[BEGIN THE INPUT]
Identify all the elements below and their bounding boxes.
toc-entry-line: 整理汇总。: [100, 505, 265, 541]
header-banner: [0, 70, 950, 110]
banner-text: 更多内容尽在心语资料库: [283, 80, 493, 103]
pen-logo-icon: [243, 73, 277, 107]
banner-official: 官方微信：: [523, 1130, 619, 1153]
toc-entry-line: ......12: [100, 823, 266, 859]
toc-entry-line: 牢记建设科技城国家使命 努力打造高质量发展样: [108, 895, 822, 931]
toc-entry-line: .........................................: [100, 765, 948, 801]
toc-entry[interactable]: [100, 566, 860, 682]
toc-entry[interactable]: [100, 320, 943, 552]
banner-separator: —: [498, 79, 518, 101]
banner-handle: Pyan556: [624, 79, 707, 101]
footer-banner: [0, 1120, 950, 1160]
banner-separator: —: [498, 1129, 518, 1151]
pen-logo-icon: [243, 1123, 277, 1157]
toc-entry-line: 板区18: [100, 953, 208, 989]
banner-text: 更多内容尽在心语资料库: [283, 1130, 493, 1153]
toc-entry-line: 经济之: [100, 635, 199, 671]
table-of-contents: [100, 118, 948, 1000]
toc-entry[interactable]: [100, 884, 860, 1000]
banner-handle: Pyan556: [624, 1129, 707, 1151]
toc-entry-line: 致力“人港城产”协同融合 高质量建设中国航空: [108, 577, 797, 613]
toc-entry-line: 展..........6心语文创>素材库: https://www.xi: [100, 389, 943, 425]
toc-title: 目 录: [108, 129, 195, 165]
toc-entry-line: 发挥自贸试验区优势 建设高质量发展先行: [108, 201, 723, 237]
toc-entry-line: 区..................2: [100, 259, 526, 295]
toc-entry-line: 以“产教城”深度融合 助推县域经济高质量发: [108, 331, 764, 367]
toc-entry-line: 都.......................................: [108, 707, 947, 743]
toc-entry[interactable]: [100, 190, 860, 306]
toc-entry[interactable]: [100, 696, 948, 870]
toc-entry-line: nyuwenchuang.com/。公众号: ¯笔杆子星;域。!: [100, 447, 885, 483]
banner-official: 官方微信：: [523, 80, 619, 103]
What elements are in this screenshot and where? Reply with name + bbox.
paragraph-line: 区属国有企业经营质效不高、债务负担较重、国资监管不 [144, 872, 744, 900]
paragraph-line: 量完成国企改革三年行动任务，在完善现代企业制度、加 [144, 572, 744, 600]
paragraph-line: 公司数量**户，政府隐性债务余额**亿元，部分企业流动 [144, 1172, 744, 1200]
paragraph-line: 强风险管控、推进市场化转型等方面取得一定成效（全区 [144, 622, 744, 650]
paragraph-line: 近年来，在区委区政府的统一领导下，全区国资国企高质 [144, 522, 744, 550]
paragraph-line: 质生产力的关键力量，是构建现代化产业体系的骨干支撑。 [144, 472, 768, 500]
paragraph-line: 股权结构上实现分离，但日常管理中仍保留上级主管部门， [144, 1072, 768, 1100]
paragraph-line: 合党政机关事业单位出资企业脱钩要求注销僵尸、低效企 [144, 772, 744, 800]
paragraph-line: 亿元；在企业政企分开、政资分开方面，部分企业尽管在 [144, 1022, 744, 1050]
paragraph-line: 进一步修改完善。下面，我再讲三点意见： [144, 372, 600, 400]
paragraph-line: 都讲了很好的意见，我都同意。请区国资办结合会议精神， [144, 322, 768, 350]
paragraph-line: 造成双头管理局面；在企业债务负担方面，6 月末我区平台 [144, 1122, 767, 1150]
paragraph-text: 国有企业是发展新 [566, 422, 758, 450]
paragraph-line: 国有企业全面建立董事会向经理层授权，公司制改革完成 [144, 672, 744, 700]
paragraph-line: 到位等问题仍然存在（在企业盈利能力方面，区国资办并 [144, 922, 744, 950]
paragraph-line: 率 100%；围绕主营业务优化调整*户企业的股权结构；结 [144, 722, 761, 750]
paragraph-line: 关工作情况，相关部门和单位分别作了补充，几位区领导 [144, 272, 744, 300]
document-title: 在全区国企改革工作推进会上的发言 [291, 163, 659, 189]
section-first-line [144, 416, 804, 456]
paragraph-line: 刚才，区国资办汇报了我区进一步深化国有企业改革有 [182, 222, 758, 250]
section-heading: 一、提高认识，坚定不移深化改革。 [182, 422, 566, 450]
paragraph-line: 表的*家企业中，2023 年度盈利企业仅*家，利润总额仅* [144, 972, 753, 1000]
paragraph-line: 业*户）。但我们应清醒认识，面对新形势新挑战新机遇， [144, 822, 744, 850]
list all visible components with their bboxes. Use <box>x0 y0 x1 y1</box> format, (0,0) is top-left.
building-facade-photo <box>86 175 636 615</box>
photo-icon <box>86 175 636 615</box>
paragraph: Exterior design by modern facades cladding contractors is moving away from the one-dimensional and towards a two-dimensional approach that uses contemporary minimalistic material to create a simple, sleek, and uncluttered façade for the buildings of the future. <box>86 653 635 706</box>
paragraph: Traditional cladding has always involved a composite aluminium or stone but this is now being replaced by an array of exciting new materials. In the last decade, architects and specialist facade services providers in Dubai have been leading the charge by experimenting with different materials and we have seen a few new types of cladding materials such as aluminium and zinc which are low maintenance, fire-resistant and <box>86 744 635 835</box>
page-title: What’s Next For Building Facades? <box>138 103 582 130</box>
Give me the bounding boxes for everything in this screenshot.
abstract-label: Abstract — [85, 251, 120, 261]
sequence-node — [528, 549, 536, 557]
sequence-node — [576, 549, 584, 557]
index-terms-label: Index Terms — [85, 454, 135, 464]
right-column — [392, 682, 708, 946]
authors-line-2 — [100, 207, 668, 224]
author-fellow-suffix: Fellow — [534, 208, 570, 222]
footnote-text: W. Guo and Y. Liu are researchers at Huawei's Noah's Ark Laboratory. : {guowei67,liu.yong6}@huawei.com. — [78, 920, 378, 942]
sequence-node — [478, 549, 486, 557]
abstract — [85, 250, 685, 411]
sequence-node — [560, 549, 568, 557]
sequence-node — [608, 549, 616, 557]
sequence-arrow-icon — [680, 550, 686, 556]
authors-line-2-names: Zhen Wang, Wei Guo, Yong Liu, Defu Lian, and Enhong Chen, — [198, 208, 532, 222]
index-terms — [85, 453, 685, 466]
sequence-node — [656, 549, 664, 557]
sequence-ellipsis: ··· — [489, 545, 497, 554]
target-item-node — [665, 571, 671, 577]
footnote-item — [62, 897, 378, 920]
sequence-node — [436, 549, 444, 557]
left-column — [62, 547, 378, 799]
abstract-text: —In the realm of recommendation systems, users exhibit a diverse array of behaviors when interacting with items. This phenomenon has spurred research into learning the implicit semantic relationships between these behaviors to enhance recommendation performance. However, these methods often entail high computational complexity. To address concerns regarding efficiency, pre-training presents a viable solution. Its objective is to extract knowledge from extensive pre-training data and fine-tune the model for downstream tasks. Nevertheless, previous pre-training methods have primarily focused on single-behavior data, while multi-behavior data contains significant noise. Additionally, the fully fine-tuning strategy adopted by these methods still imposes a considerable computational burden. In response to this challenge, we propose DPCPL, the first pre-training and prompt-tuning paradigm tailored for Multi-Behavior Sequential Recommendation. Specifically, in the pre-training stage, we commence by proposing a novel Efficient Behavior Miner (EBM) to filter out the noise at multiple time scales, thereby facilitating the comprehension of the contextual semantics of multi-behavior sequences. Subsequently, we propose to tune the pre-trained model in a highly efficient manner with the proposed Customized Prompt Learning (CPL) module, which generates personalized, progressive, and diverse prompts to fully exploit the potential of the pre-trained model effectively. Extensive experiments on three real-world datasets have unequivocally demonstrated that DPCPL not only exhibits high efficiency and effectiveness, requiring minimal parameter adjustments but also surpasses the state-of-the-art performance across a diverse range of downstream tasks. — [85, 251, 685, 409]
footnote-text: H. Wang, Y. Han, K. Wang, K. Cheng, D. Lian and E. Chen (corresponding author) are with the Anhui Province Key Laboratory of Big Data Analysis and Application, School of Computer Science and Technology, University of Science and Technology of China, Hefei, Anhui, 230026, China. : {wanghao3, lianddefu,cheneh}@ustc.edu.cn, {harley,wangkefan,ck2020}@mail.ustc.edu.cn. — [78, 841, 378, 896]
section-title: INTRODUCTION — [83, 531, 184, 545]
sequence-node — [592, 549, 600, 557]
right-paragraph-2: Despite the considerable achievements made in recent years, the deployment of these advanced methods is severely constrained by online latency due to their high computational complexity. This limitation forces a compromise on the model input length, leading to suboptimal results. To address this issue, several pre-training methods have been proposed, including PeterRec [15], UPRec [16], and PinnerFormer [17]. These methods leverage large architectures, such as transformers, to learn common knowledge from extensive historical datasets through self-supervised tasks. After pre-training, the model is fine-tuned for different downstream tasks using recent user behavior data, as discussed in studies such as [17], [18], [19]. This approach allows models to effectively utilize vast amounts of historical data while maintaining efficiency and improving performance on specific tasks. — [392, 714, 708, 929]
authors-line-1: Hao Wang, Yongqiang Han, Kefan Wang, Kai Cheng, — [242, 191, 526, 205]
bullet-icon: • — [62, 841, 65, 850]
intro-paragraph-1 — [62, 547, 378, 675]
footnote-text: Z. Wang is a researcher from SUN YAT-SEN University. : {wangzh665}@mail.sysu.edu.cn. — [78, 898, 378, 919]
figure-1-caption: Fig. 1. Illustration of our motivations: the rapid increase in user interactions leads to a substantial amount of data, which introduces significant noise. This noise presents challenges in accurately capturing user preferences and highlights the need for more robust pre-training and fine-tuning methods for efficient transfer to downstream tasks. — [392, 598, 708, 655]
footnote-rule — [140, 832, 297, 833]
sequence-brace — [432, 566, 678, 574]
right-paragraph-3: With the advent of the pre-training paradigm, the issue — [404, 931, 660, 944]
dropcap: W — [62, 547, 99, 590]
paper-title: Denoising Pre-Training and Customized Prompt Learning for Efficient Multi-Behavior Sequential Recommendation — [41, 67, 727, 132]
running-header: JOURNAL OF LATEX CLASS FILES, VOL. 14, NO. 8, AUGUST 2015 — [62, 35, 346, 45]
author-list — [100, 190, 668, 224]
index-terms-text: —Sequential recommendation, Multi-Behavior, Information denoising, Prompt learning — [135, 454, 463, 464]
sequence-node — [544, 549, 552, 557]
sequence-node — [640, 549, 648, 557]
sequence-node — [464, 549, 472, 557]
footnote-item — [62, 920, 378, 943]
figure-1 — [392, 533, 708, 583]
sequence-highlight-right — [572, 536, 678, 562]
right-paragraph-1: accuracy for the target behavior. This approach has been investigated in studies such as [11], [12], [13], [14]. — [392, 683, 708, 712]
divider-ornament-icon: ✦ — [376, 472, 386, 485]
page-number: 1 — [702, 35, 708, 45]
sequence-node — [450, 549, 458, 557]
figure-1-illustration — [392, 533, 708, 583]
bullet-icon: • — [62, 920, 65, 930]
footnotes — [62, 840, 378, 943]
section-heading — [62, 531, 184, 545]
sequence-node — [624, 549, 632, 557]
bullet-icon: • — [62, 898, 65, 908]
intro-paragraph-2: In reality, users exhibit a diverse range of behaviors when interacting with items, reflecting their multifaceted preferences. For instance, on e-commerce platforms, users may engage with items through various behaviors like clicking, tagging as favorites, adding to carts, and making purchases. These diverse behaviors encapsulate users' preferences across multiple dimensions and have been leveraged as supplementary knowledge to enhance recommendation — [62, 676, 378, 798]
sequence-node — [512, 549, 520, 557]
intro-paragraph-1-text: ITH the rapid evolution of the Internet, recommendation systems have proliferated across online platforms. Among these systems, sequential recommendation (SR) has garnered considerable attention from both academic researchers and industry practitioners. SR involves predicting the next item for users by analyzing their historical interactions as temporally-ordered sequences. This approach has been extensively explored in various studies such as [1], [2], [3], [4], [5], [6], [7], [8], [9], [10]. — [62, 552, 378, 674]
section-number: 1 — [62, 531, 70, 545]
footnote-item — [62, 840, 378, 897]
[END THE INPUT]
WORK REQUIRED:
Report every line in the entries above that contains the word "logo".

RESPONSE:
pen-logo-icon: [243, 73, 277, 107]
pen-logo-icon: [243, 1123, 277, 1157]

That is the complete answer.